— start —

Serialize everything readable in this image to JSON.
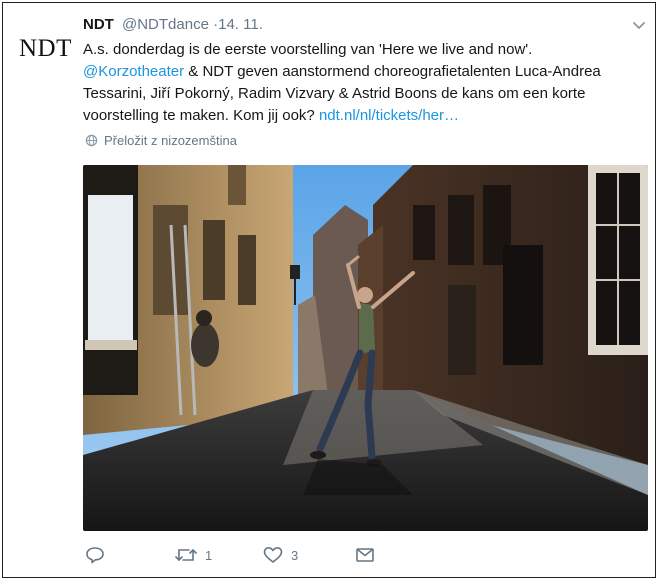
{
  "tweet": {
    "avatar_text": "NDT",
    "author_name": "NDT",
    "author_handle": "@NDTdance",
    "separator": "·",
    "timestamp": "14. 11.",
    "text": {
      "line1": "A.s. donderdag is de eerste voorstelling van 'Here we live and now'.",
      "mention": "@Korzotheater",
      "line2_rest": " & NDT geven aanstormend choreografietalenten Luca-Andrea",
      "line3": "Tessarini, Jiří Pokorný, Radim Vizvary & Astrid Boons de kans om een korte",
      "line4": "voorstelling te maken. Kom jij ook? ",
      "link": "ndt.nl/nl/tickets/her…"
    },
    "translate_label": "Přeložit z nizozemština",
    "actions": {
      "reply_count": "",
      "retweet_count": "1",
      "like_count": "3"
    }
  },
  "colors": {
    "link": "#1b95e0",
    "muted": "#657786",
    "text": "#14171a"
  },
  "icons": [
    "chevron-down-icon",
    "globe-icon",
    "reply-icon",
    "retweet-icon",
    "heart-icon",
    "mail-icon"
  ]
}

— end —

Tell how many lines hold the string "link", giving the number and nothing else.

Written answer =
2